Exercise objective: Where a line holds the word "泽平宏观", copy that line.

Entries provided:

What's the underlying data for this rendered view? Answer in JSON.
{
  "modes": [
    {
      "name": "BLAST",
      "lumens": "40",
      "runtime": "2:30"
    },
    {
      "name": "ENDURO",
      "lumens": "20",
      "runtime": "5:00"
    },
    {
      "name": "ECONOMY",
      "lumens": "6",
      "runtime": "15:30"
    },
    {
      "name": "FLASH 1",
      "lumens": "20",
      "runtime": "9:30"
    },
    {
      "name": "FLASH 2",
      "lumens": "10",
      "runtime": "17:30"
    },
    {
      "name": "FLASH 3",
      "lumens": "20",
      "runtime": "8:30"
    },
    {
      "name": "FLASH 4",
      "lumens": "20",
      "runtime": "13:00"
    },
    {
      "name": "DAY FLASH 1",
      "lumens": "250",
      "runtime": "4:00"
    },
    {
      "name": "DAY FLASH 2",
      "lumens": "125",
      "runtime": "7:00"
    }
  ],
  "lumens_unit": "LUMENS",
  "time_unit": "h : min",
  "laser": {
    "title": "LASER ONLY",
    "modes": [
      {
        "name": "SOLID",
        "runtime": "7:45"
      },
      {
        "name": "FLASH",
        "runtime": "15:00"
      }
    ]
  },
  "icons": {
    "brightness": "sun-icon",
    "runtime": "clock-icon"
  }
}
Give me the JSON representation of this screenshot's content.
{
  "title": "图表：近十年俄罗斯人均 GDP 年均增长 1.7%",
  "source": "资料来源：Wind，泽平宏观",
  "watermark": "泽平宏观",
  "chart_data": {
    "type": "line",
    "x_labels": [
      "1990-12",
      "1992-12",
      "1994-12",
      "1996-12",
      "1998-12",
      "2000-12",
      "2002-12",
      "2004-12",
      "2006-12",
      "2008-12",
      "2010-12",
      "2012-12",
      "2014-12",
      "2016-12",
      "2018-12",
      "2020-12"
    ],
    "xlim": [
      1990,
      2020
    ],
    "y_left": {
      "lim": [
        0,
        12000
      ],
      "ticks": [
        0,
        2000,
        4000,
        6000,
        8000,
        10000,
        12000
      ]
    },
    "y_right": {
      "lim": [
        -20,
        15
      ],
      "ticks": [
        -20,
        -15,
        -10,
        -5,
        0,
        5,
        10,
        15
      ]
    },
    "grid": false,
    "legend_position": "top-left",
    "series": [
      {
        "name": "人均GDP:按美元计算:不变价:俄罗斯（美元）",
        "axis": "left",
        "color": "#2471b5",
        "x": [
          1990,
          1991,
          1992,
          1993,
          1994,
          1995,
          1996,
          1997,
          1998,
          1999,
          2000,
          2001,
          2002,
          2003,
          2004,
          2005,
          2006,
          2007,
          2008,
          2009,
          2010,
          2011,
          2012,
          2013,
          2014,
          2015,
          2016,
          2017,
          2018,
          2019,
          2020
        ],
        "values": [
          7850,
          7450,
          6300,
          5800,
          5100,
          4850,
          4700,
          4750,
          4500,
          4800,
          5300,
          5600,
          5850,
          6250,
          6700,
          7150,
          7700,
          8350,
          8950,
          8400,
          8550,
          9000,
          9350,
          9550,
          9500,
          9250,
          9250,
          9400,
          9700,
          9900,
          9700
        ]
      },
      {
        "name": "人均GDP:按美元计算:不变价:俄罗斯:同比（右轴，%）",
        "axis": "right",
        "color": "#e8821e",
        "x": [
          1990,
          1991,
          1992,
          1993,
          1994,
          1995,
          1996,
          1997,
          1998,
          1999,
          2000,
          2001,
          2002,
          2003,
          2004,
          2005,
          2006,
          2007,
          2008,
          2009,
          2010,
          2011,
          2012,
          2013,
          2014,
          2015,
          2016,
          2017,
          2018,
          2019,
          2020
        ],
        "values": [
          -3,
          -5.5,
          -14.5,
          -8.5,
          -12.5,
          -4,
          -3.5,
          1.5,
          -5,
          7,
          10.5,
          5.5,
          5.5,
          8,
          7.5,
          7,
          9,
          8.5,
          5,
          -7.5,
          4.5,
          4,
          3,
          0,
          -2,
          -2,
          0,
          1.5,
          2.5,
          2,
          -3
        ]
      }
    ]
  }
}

Answer to the exercise:
  "source": "资料来源：Wind，泽平宏观",
  "watermark": "泽平宏观",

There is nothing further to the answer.